Problem details:
All of the records below must be output exactly, with no pictures carried over.

Dataset rows about figures:
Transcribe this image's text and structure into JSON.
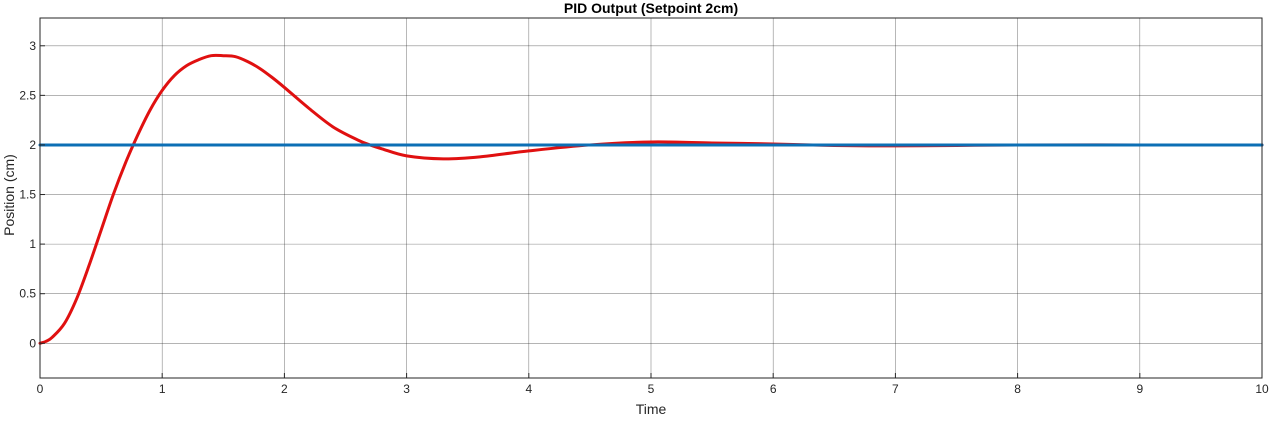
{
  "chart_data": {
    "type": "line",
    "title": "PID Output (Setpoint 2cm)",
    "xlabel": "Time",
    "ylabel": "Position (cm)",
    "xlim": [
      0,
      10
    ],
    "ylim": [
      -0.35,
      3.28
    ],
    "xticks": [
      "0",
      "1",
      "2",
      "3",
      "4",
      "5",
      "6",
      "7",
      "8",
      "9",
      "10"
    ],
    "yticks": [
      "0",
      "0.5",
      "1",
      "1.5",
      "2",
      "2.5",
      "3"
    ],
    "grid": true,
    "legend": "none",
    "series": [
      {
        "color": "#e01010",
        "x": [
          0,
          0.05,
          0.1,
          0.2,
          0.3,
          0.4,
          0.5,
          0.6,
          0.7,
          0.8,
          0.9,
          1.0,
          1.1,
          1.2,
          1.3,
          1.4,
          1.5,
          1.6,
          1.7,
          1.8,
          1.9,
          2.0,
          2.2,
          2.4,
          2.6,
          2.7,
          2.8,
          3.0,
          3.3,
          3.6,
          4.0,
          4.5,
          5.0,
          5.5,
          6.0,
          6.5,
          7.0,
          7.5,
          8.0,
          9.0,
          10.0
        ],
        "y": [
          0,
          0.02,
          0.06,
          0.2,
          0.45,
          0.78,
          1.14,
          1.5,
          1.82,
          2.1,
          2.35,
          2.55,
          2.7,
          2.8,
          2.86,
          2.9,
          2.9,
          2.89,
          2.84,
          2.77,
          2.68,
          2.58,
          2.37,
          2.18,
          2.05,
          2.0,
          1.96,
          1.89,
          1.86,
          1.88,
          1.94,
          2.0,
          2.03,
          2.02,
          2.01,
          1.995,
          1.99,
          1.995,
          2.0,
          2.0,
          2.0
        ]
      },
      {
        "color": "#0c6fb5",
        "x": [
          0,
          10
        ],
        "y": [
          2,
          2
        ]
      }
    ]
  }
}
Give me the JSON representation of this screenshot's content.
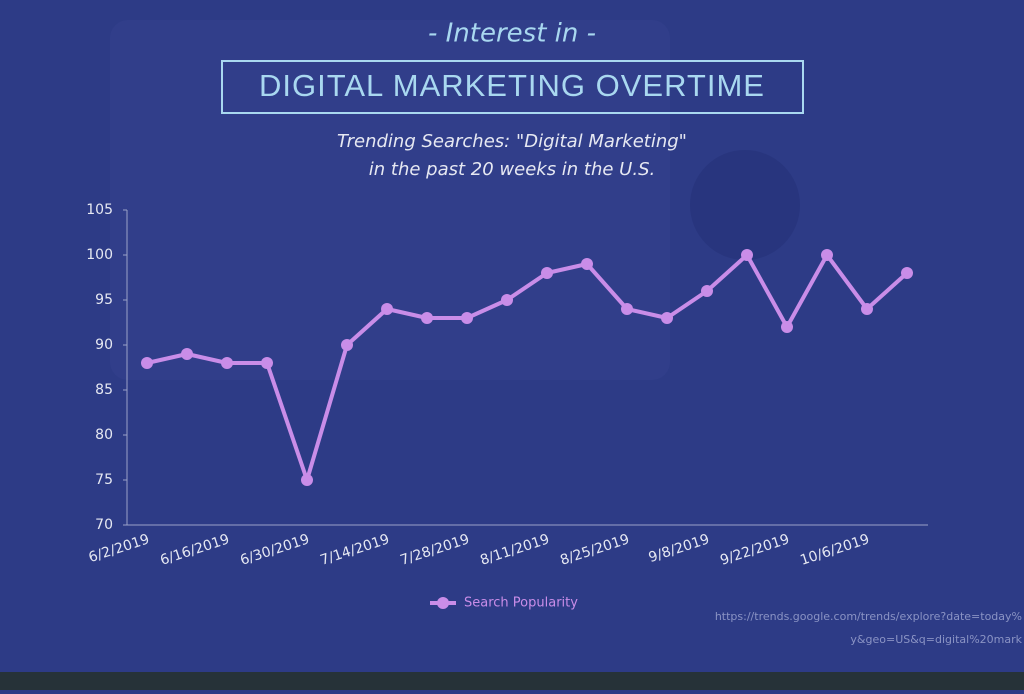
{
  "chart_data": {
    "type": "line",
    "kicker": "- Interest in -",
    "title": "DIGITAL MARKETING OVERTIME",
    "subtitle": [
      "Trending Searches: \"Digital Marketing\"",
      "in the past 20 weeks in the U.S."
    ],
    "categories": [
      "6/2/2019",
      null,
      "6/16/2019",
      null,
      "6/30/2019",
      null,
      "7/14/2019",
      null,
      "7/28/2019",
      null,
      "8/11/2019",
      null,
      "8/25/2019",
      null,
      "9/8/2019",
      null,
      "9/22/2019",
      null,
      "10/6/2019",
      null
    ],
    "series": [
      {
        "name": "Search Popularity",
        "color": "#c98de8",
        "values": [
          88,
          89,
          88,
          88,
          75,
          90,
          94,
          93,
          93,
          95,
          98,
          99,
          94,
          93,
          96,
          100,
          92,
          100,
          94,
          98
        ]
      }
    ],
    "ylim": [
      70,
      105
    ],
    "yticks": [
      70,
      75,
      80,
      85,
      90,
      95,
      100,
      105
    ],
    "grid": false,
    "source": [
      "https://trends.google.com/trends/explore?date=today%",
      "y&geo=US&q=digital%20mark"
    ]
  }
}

Task output:
Transcribe this image's text and structure into JSON.
{
  "chart_data": {
    "type": "line",
    "title": "PID Output (Setpoint 2cm)",
    "xlabel": "Time",
    "ylabel": "Position (cm)",
    "xlim": [
      0,
      10
    ],
    "ylim": [
      -0.35,
      3.28
    ],
    "xticks": [
      "0",
      "1",
      "2",
      "3",
      "4",
      "5",
      "6",
      "7",
      "8",
      "9",
      "10"
    ],
    "yticks": [
      "0",
      "0.5",
      "1",
      "1.5",
      "2",
      "2.5",
      "3"
    ],
    "grid": true,
    "legend": "none",
    "series": [
      {
        "color": "#e01010",
        "x": [
          0,
          0.05,
          0.1,
          0.2,
          0.3,
          0.4,
          0.5,
          0.6,
          0.7,
          0.8,
          0.9,
          1.0,
          1.1,
          1.2,
          1.3,
          1.4,
          1.5,
          1.6,
          1.7,
          1.8,
          1.9,
          2.0,
          2.2,
          2.4,
          2.6,
          2.7,
          2.8,
          3.0,
          3.3,
          3.6,
          4.0,
          4.5,
          5.0,
          5.5,
          6.0,
          6.5,
          7.0,
          7.5,
          8.0,
          9.0,
          10.0
        ],
        "y": [
          0,
          0.02,
          0.06,
          0.2,
          0.45,
          0.78,
          1.14,
          1.5,
          1.82,
          2.1,
          2.35,
          2.55,
          2.7,
          2.8,
          2.86,
          2.9,
          2.9,
          2.89,
          2.84,
          2.77,
          2.68,
          2.58,
          2.37,
          2.18,
          2.05,
          2.0,
          1.96,
          1.89,
          1.86,
          1.88,
          1.94,
          2.0,
          2.03,
          2.02,
          2.01,
          1.995,
          1.99,
          1.995,
          2.0,
          2.0,
          2.0
        ]
      },
      {
        "color": "#0c6fb5",
        "x": [
          0,
          10
        ],
        "y": [
          2,
          2
        ]
      }
    ]
  }
}
Give me the JSON representation of this screenshot's content.
{
  "chart_data": {
    "type": "line",
    "kicker": "- Interest in -",
    "title": "DIGITAL MARKETING OVERTIME",
    "subtitle": [
      "Trending Searches: \"Digital Marketing\"",
      "in the past 20 weeks in the U.S."
    ],
    "categories": [
      "6/2/2019",
      null,
      "6/16/2019",
      null,
      "6/30/2019",
      null,
      "7/14/2019",
      null,
      "7/28/2019",
      null,
      "8/11/2019",
      null,
      "8/25/2019",
      null,
      "9/8/2019",
      null,
      "9/22/2019",
      null,
      "10/6/2019",
      null
    ],
    "series": [
      {
        "name": "Search Popularity",
        "color": "#c98de8",
        "values": [
          88,
          89,
          88,
          88,
          75,
          90,
          94,
          93,
          93,
          95,
          98,
          99,
          94,
          93,
          96,
          100,
          92,
          100,
          94,
          98
        ]
      }
    ],
    "ylim": [
      70,
      105
    ],
    "yticks": [
      70,
      75,
      80,
      85,
      90,
      95,
      100,
      105
    ],
    "grid": false,
    "source": [
      "https://trends.google.com/trends/explore?date=today%",
      "y&geo=US&q=digital%20mark"
    ]
  }
}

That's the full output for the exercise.